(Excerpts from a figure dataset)
----------
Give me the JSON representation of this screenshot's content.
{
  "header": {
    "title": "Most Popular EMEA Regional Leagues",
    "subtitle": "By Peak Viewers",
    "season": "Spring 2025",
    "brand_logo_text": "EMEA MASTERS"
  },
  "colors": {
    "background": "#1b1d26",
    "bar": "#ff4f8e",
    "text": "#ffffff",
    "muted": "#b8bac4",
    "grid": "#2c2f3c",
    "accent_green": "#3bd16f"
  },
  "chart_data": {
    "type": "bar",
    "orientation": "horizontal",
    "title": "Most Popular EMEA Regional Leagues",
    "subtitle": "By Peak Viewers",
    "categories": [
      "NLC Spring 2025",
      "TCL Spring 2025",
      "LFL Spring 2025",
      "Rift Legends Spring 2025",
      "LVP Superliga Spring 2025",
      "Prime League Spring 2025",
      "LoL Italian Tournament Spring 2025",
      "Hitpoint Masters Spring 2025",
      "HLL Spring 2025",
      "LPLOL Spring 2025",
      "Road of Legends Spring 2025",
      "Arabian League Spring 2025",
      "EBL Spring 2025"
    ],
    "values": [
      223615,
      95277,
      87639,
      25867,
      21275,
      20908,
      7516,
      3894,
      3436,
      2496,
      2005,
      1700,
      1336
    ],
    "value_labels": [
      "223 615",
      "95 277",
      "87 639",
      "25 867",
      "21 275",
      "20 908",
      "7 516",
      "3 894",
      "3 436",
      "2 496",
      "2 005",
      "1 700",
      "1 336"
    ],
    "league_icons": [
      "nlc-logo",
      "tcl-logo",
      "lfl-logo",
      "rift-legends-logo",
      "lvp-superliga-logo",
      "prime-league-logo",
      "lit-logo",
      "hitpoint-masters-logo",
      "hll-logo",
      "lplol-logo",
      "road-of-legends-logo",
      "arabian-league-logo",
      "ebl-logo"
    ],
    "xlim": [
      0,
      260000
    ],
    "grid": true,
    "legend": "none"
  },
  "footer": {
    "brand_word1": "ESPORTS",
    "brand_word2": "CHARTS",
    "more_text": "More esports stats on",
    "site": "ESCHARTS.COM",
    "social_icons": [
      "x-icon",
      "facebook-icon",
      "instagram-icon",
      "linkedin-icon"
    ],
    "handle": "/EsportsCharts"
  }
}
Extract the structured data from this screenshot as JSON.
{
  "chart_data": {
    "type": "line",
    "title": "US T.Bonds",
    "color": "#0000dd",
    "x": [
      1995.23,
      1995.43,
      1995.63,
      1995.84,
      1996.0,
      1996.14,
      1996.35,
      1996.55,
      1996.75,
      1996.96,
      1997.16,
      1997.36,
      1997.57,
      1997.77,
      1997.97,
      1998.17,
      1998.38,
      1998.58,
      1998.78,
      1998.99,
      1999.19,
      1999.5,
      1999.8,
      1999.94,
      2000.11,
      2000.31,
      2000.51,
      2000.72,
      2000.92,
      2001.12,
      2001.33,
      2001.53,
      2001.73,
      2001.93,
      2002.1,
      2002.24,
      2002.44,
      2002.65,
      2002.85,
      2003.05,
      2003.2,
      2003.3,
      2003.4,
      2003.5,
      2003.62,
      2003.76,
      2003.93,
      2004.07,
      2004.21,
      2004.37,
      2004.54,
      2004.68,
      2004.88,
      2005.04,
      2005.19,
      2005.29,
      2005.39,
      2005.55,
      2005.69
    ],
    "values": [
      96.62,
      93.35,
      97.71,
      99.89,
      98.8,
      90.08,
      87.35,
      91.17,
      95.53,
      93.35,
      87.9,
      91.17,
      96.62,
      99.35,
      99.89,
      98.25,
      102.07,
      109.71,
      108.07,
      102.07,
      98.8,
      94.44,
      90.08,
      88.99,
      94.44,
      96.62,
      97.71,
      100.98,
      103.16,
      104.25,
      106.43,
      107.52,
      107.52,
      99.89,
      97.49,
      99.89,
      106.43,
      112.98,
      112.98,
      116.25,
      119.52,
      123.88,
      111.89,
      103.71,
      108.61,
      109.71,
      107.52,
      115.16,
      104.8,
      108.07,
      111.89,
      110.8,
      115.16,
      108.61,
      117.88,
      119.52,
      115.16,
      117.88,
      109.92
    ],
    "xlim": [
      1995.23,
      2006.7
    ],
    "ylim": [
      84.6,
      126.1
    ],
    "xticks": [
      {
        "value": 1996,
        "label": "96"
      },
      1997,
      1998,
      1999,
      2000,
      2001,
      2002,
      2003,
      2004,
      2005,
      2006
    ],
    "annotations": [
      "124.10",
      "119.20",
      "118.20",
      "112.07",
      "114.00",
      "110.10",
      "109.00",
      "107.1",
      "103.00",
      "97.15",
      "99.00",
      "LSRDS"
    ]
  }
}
----------
DIRECTIONS FOR THIS TASK:
Your task is to output all of the data above word for word.

THE REPLY:
Give me the JSON representation of this screenshot's content.
{
  "header": {
    "title": "Most Popular EMEA Regional Leagues",
    "subtitle": "By Peak Viewers",
    "season": "Spring 2025",
    "brand_logo_text": "EMEA MASTERS"
  },
  "colors": {
    "background": "#1b1d26",
    "bar": "#ff4f8e",
    "text": "#ffffff",
    "muted": "#b8bac4",
    "grid": "#2c2f3c",
    "accent_green": "#3bd16f"
  },
  "chart_data": {
    "type": "bar",
    "orientation": "horizontal",
    "title": "Most Popular EMEA Regional Leagues",
    "subtitle": "By Peak Viewers",
    "categories": [
      "NLC Spring 2025",
      "TCL Spring 2025",
      "LFL Spring 2025",
      "Rift Legends Spring 2025",
      "LVP Superliga Spring 2025",
      "Prime League Spring 2025",
      "LoL Italian Tournament Spring 2025",
      "Hitpoint Masters Spring 2025",
      "HLL Spring 2025",
      "LPLOL Spring 2025",
      "Road of Legends Spring 2025",
      "Arabian League Spring 2025",
      "EBL Spring 2025"
    ],
    "values": [
      223615,
      95277,
      87639,
      25867,
      21275,
      20908,
      7516,
      3894,
      3436,
      2496,
      2005,
      1700,
      1336
    ],
    "value_labels": [
      "223 615",
      "95 277",
      "87 639",
      "25 867",
      "21 275",
      "20 908",
      "7 516",
      "3 894",
      "3 436",
      "2 496",
      "2 005",
      "1 700",
      "1 336"
    ],
    "league_icons": [
      "nlc-logo",
      "tcl-logo",
      "lfl-logo",
      "rift-legends-logo",
      "lvp-superliga-logo",
      "prime-league-logo",
      "lit-logo",
      "hitpoint-masters-logo",
      "hll-logo",
      "lplol-logo",
      "road-of-legends-logo",
      "arabian-league-logo",
      "ebl-logo"
    ],
    "xlim": [
      0,
      260000
    ],
    "grid": true,
    "legend": "none"
  },
  "footer": {
    "brand_word1": "ESPORTS",
    "brand_word2": "CHARTS",
    "more_text": "More esports stats on",
    "site": "ESCHARTS.COM",
    "social_icons": [
      "x-icon",
      "facebook-icon",
      "instagram-icon",
      "linkedin-icon"
    ],
    "handle": "/EsportsCharts"
  }
}
Extract the structured data from this screenshot as JSON.
{
  "chart_data": {
    "type": "line",
    "title": "US T.Bonds",
    "color": "#0000dd",
    "x": [
      1995.23,
      1995.43,
      1995.63,
      1995.84,
      1996.0,
      1996.14,
      1996.35,
      1996.55,
      1996.75,
      1996.96,
      1997.16,
      1997.36,
      1997.57,
      1997.77,
      1997.97,
      1998.17,
      1998.38,
      1998.58,
      1998.78,
      1998.99,
      1999.19,
      1999.5,
      1999.8,
      1999.94,
      2000.11,
      2000.31,
      2000.51,
      2000.72,
      2000.92,
      2001.12,
      2001.33,
      2001.53,
      2001.73,
      2001.93,
      2002.1,
      2002.24,
      2002.44,
      2002.65,
      2002.85,
      2003.05,
      2003.2,
      2003.3,
      2003.4,
      2003.5,
      2003.62,
      2003.76,
      2003.93,
      2004.07,
      2004.21,
      2004.37,
      2004.54,
      2004.68,
      2004.88,
      2005.04,
      2005.19,
      2005.29,
      2005.39,
      2005.55,
      2005.69
    ],
    "values": [
      96.62,
      93.35,
      97.71,
      99.89,
      98.8,
      90.08,
      87.35,
      91.17,
      95.53,
      93.35,
      87.9,
      91.17,
      96.62,
      99.35,
      99.89,
      98.25,
      102.07,
      109.71,
      108.07,
      102.07,
      98.8,
      94.44,
      90.08,
      88.99,
      94.44,
      96.62,
      97.71,
      100.98,
      103.16,
      104.25,
      106.43,
      107.52,
      107.52,
      99.89,
      97.49,
      99.89,
      106.43,
      112.98,
      112.98,
      116.25,
      119.52,
      123.88,
      111.89,
      103.71,
      108.61,
      109.71,
      107.52,
      115.16,
      104.8,
      108.07,
      111.89,
      110.8,
      115.16,
      108.61,
      117.88,
      119.52,
      115.16,
      117.88,
      109.92
    ],
    "xlim": [
      1995.23,
      2006.7
    ],
    "ylim": [
      84.6,
      126.1
    ],
    "xticks": [
      {
        "value": 1996,
        "label": "96"
      },
      1997,
      1998,
      1999,
      2000,
      2001,
      2002,
      2003,
      2004,
      2005,
      2006
    ],
    "annotations": [
      "124.10",
      "119.20",
      "118.20",
      "112.07",
      "114.00",
      "110.10",
      "109.00",
      "107.1",
      "103.00",
      "97.15",
      "99.00",
      "LSRDS"
    ]
  }
}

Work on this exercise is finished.